Look for the string "color" in every line, and copy each line that has it.
::::::
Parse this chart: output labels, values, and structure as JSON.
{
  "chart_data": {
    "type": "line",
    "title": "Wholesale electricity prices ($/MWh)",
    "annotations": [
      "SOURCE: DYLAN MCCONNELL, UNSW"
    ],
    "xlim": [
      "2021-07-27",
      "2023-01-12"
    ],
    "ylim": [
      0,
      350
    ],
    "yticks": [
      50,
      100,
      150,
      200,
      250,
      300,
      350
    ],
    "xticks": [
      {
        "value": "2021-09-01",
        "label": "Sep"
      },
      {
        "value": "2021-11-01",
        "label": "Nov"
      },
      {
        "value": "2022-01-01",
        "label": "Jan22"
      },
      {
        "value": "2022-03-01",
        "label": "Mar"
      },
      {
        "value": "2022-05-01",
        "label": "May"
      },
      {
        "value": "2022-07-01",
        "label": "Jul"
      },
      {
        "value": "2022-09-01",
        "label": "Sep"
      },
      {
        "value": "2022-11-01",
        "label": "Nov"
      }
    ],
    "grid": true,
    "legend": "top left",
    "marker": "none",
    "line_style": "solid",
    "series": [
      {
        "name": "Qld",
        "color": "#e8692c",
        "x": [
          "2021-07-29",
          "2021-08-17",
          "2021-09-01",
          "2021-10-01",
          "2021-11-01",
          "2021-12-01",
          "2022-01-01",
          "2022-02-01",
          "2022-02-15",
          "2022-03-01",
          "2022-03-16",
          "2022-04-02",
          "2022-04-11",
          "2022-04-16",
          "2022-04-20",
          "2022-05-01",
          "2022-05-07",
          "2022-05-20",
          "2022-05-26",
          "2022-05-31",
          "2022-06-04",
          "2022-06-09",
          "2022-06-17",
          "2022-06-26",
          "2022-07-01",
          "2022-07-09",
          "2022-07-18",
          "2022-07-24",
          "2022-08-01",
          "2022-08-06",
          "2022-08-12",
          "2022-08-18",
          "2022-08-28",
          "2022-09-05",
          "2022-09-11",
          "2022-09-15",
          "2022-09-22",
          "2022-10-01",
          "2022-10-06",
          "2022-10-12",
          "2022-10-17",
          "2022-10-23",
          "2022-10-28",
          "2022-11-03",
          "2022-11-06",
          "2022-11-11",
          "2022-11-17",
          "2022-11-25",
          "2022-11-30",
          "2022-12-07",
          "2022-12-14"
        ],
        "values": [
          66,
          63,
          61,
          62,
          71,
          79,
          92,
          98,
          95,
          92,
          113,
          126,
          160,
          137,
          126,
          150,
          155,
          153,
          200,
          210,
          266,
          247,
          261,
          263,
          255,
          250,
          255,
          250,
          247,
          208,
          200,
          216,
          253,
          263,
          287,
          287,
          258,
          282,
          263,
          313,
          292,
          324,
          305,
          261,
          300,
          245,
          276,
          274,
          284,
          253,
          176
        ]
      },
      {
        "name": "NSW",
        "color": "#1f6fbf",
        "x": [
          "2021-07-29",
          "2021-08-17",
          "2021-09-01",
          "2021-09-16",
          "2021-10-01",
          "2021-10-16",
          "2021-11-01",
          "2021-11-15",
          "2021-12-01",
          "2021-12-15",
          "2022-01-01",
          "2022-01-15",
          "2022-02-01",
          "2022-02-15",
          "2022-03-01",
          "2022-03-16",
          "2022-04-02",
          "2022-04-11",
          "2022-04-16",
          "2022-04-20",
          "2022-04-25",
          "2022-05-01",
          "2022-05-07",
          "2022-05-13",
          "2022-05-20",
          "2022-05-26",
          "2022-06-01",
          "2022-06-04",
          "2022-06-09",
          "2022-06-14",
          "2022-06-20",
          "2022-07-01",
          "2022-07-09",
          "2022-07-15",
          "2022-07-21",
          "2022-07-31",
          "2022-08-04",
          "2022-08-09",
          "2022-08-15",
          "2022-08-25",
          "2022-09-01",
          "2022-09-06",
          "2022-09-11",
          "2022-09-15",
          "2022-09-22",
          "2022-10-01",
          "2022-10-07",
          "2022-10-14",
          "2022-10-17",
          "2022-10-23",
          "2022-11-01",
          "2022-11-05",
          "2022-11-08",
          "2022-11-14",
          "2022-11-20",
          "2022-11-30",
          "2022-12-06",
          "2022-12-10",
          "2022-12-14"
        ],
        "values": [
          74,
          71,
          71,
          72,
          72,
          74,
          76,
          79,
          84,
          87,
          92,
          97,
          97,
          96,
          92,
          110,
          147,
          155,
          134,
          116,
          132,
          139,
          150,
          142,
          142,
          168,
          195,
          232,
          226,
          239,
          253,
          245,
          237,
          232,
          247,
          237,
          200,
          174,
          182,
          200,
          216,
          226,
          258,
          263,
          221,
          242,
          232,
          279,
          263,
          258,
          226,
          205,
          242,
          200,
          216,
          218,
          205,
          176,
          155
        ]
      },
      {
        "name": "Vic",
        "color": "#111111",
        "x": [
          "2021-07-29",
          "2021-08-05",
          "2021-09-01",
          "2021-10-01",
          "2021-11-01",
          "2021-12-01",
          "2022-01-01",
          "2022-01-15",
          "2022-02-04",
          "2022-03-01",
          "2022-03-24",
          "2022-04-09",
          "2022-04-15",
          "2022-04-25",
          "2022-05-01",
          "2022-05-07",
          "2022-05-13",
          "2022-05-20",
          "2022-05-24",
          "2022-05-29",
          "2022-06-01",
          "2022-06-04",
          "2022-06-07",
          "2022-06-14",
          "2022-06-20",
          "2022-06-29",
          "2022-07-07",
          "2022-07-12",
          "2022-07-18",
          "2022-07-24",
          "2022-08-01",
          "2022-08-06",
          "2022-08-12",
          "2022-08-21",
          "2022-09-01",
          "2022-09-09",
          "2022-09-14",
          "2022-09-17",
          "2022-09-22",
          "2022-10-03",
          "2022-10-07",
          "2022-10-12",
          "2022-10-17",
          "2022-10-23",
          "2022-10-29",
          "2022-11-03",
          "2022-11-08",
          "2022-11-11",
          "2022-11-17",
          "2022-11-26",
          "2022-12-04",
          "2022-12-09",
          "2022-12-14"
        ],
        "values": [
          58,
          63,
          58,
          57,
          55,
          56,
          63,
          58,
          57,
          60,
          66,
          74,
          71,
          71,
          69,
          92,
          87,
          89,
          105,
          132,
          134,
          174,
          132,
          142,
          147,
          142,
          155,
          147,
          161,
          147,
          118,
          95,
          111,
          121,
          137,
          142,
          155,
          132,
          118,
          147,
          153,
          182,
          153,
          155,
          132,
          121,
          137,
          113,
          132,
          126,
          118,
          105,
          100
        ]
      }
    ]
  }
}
::::::
> _Exercise response_:
        "color": "#e8692c",
        "color": "#1f6fbf",
        "color": "#111111",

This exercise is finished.